TASK GOAL:
Lines containing the word "муниципальных" should be extracted in full.

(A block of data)
** Begin **
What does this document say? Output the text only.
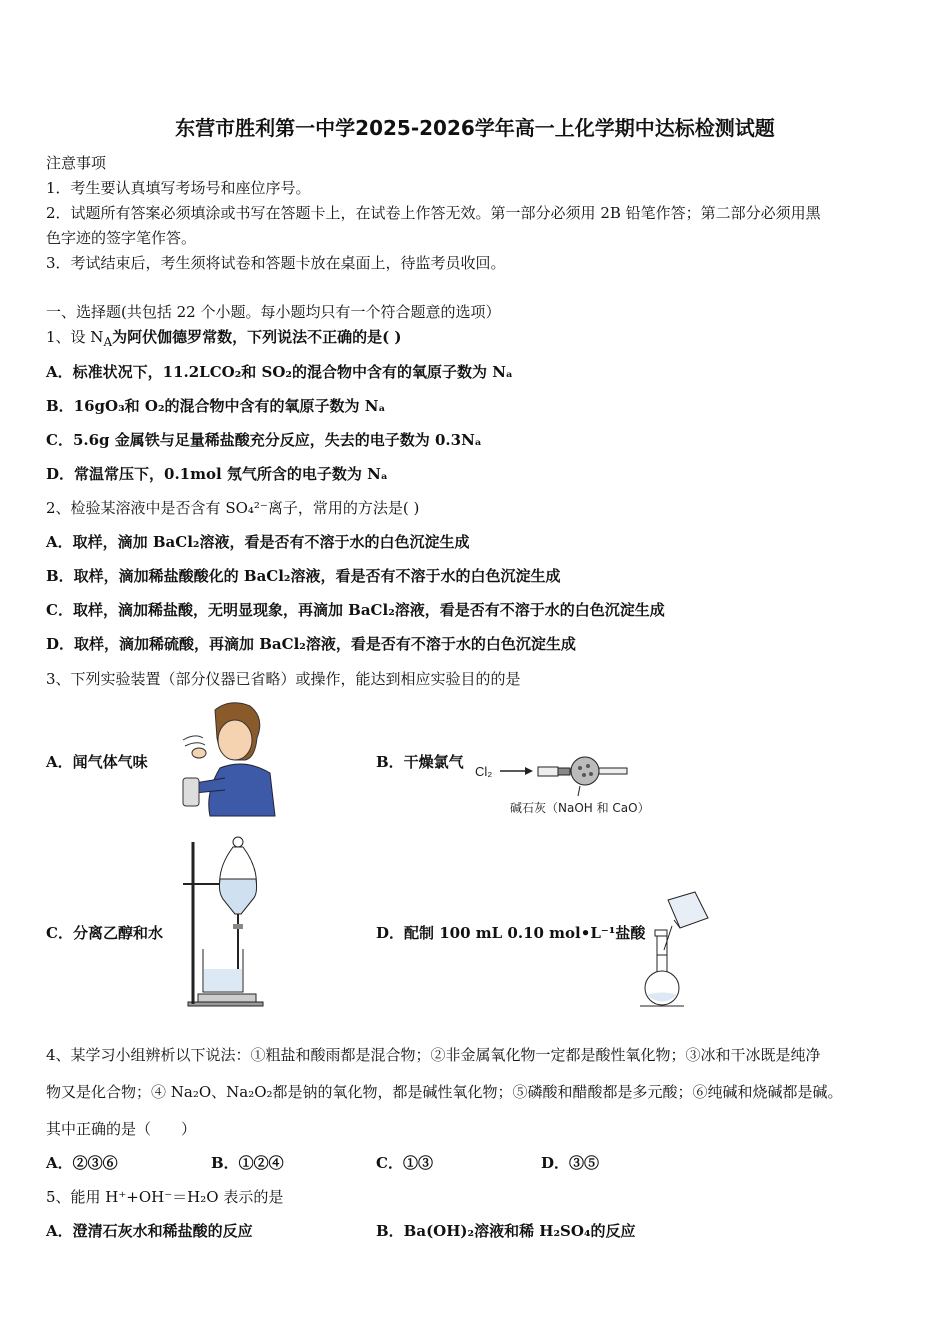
东营市胜利第一中学2025-2026学年高一上化学期中达标检测试题
注意事项
1．考生要认真填写考场号和座位序号。
2．试题所有答案必须填涂或书写在答题卡上，在试卷上作答无效。第一部分必须用 2B 铅笔作答；第二部分必须用黑
色字迹的签字笔作答。
3．考试结束后，考生须将试卷和答题卡放在桌面上，待监考员收回。
一、选择题(共包括 22 个小题。每小题均只有一个符合题意的选项）
1、设 $N_A$为阿伏伽德罗常数，下列说法不正确的是( )
A．标准状况下，11.2LCO₂和 SO₂的混合物中含有的氧原子数为 Nₐ
B．16gO₃和 O₂的混合物中含有的氧原子数为 Nₐ
C．5.6g 金属铁与足量稀盐酸充分反应，失去的电子数为 0.3Nₐ
D．常温常压下，0.1mol 氖气所含的电子数为 Nₐ
2、检验某溶液中是否含有 SO₄²⁻离子，常用的方法是( )
A．取样，滴加 BaCl₂溶液，看是否有不溶于水的白色沉淀生成
B．取样，滴加稀盐酸酸化的 BaCl₂溶液，看是否有不溶于水的白色沉淀生成
C．取样，滴加稀盐酸，无明显现象，再滴加 BaCl₂溶液，看是否有不溶于水的白色沉淀生成
D．取样，滴加稀硫酸，再滴加 BaCl₂溶液，看是否有不溶于水的白色沉淀生成
3、下列实验装置（部分仪器已省略）或操作，能达到相应实验目的的是
A．闻气体气味	B．干燥氯气
C．分离乙醇和水	D．配制 100 mL 0.10 mol•L⁻¹盐酸
Cl₂
碱石灰（NaOH 和 CaO）
4、某学习小组辨析以下说法：①粗盐和酸雨都是混合物；②非金属氧化物一定都是酸性氧化物；③冰和干冰既是纯净
物又是化合物；④ Na₂O、Na₂O₂都是钠的氧化物，都是碱性氧化物；⑤磷酸和醋酸都是多元酸；⑥纯碱和烧碱都是碱。
其中正确的是（　　）
A．②③⑥	B．①②④	C．①③	D．③⑤
5、能用 H⁺+OH⁻＝H₂O 表示的是
A．澄清石灰水和稀盐酸的反应	B．Ba(OH)₂溶液和稀 H₂SO₄的反应
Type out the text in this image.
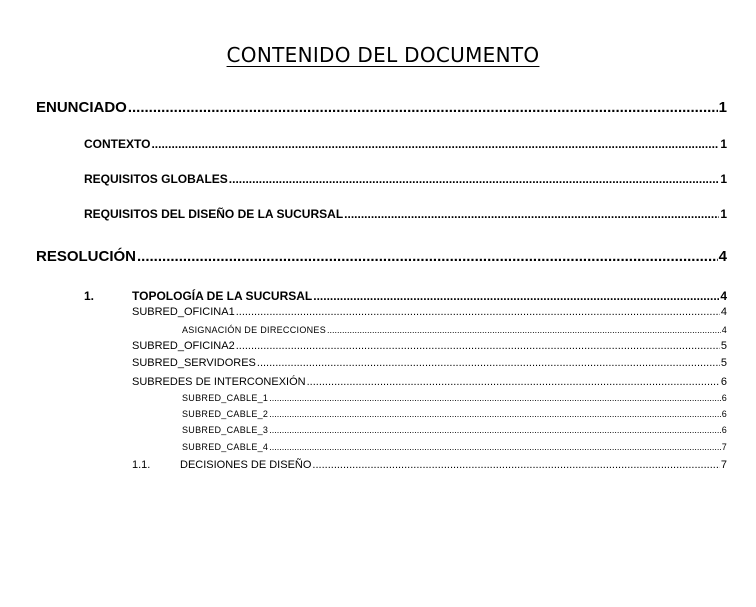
CONTENIDO DEL DOCUMENTO
ENUNCIADO .....	1
CONTEXTO .....	1
REQUISITOS GLOBALES .....	1
REQUISITOS DEL DISEÑO DE LA SUCURSAL .....	1
RESOLUCIÓN .....	4
1.	TOPOLOGÍA DE LA SUCURSAL .....	4
SUBRED_OFICINA1 .....	4
ASIGNACIÓN DE DIRECCIONES .....	4
SUBRED_OFICINA2 .....	5
SUBRED_SERVIDORES .....	5
SUBREDES DE INTERCONEXIÓN .....	6
SUBRED_CABLE_1 .....	6
SUBRED_CABLE_2 .....	6
SUBRED_CABLE_3 .....	6
SUBRED_CABLE_4 .....	7
1.1.	DECISIONES DE DISEÑO .....	7
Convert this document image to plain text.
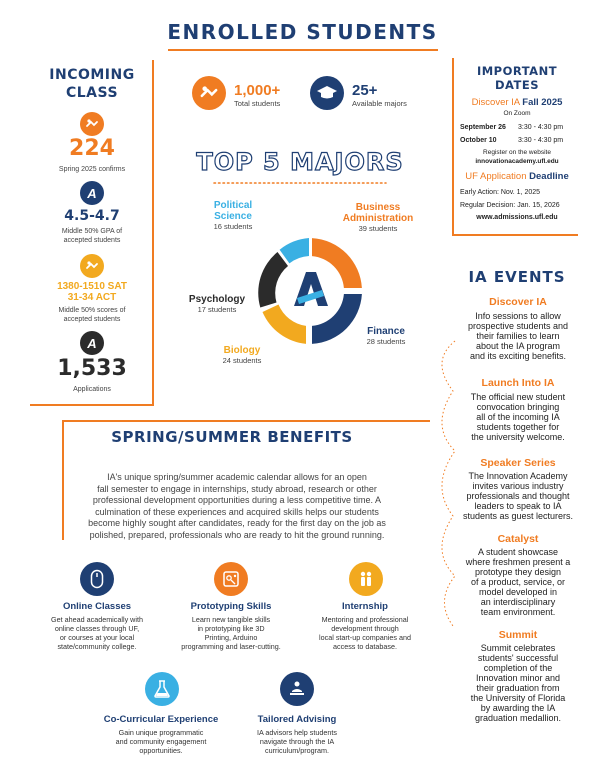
ENROLLED STUDENTS
INCOMING
CLASS
224
Spring 2025 confirms
A
4.5-4.7
Middle 50% GPA of
accepted students
1380-1510 SAT
31-34 ACT
Middle 50% scores of
accepted students
A
1,533
Applications
1,000+
Total students
25+
Available majors
TOP 5 MAJORS
Political
Science
16 students
Business
Administration
39 students
Finance
28 students
Biology
24 students
Psychology
17 students
IMPORTANT
DATES
Discover IA Fall 2025
On Zoom
September 26 3:30 - 4:30 pm
October 10	3:30 - 4:30 pm
Register on the website
innovationacademy.ufl.edu
UF Application Deadline
Early Action: Nov. 1, 2025
Regular Decision: Jan. 15, 2026
www.admissions.ufl.edu
IA EVENTS
Discover IA
Info sessions to allow
prospective students and
their families to learn
about the IA program
and its exciting benefits.
Launch Into IA
The official new student
convocation bringing
all of the incoming IA
students together for
the university welcome.
Speaker Series
The Innovation Academy
invites various industry
professionals and thought
leaders to speak to IA
students as guest lecturers.
Catalyst
A student showcase
where freshmen present a
prototype they design
of a product, service, or
model developed in
an interdisciplinary
team environment.
Summit
Summit celebrates
students' successful
completion of the
Innovation minor and
their graduation from
the University of Florida
by awarding the IA
graduation medallion.
SPRING/SUMMER BENEFITS
IA's unique spring/summer academic calendar allows for an open
fall semester to engage in internships, study abroad, research or other
professional development opportunities during a less competitive time. A
culmination of these experiences and acquired skills helps our students
become highly sought after candidates, ready for the first day on the job as
polished, prepared, professionals who are ready to hit the ground running.
Online Classes
Get ahead academically with
online classes through UF,
or courses at your local
state/community college.
Prototyping Skills
Learn new tangible skills
in prototyping like 3D
Printing, Arduino
programming and laser-cutting.
Internship
Mentoring and professional
development through
local start-up companies and
access to database.
Co-Curricular Experience
Gain unique programmatic
and community engagement
opportunities.
Tailored Advising
IA advisors help students
navigate through the IA
curriculum/program.
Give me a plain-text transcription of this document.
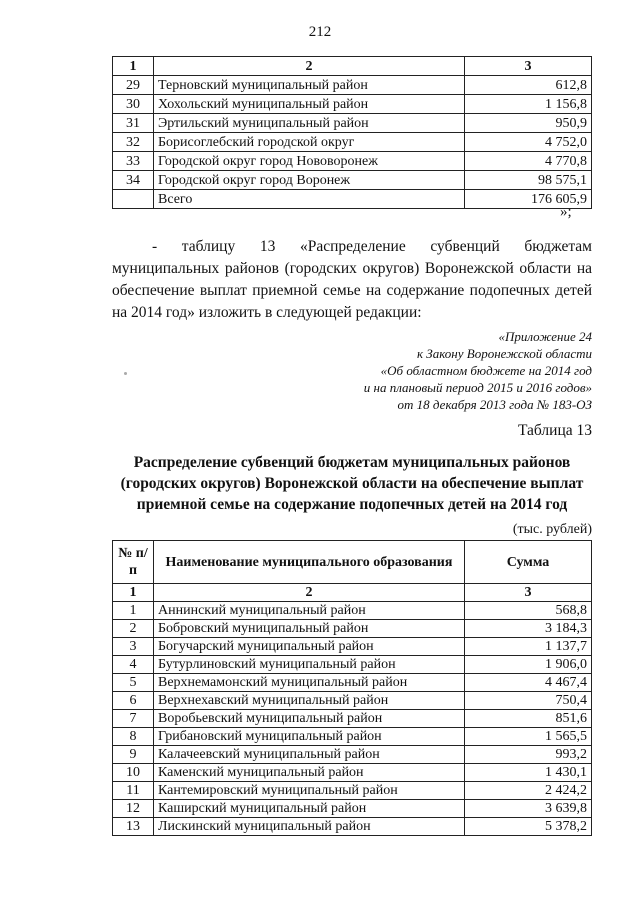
212
1	2	3
29	Терновский муниципальный район	612,8
30	Хохольский муниципальный район	1 156,8
31	Эртильский муниципальный район	950,9
32	Борисоглебский городской округ	4 752,0
33	Городской округ город Нововоронеж	4 770,8
34	Городской округ город Воронеж	98 575,1
	Всего	176 605,9
»;
- таблицу 13 «Распределение субвенций бюджетам муниципальных районов (городских округов) Воронежской области на обеспечение выплат приемной семье на содержание подопечных детей на 2014 год» изложить в следующей редакции:
«Приложение 24
к Закону Воронежской области
«Об областном бюджете на 2014 год
и на плановый период 2015 и 2016 годов»
от 18 декабря 2013 года № 183-ОЗ
Таблица 13
Распределение субвенций бюджетам муниципальных районов (городских округов) Воронежской области на обеспечение выплат приемной семье на содержание подопечных детей на 2014 год
(тыс. рублей)
№ п/п	Наименование муниципального образования	Сумма
1	2	3
1	Аннинский муниципальный район	568,8
2	Бобровский муниципальный район	3 184,3
3	Богучарский муниципальный район	1 137,7
4	Бутурлиновский муниципальный район	1 906,0
5	Верхнемамонский муниципальный район	4 467,4
6	Верхнехавский муниципальный район	750,4
7	Воробьевский муниципальный район	851,6
8	Грибановский муниципальный район	1 565,5
9	Калачеевский муниципальный район	993,2
10	Каменский муниципальный район	1 430,1
11	Кантемировский муниципальный район	2 424,2
12	Каширский муниципальный район	3 639,8
13	Лискинский муниципальный район	5 378,2
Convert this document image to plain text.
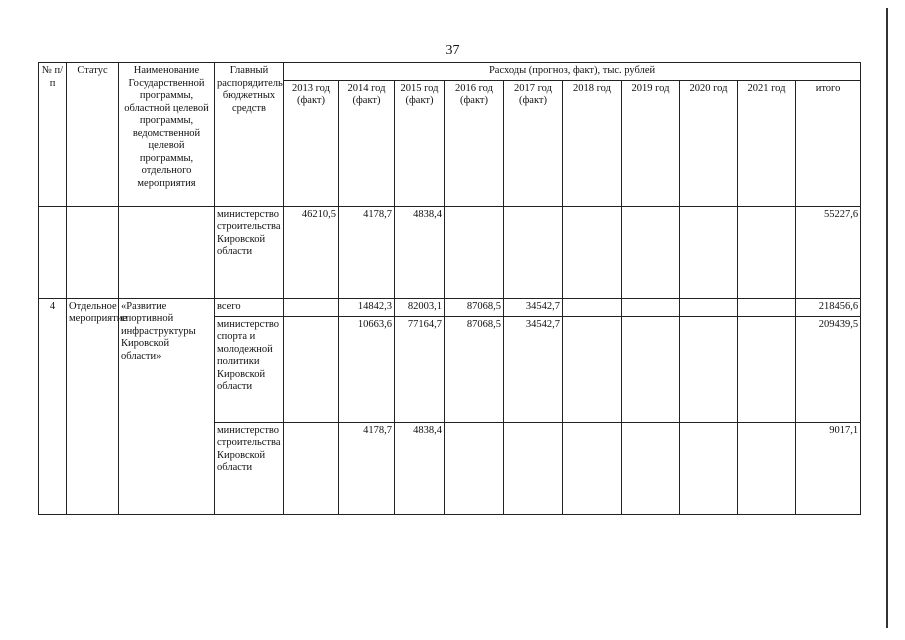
37
№ п/п	Статус	Наименование Государственной программы, областной целевой программы, ведомственной целевой программы, отдельного мероприятия	Главный распорядитель бюджетных средств	Расходы (прогноз, факт), тыс. рублей									
				2013 год (факт)	2014 год (факт)	2015 год (факт)	2016 год (факт)	2017 год (факт)	2018 год	2019 год	2020 год	2021 год	итого
			министерство строительства Кировской области	46210,5	4178,7	4838,4							55227,6
4	Отдельное мероприятие	«Развитие спортивной инфраструктуры Кировской области»	всего		14842,3	82003,1	87068,5	34542,7					218456,6
			министерство спорта и молодежной политики Кировской области		10663,6	77164,7	87068,5	34542,7					209439,5
			министерство строительства Кировской области		4178,7	4838,4							9017,1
** End **
ANSWER TO THE EXERCISE:
- таблицу 13 «Распределение субвенций бюджетам муниципальных районов (городских округов) Воронежской области на обеспечение выплат приемной семье на содержание подопечных детей на 2014 год» изложить в следующей редакции:
Распределение субвенций бюджетам муниципальных районов (городских округов) Воронежской области на обеспечение выплат приемной семье на содержание подопечных детей на 2014 год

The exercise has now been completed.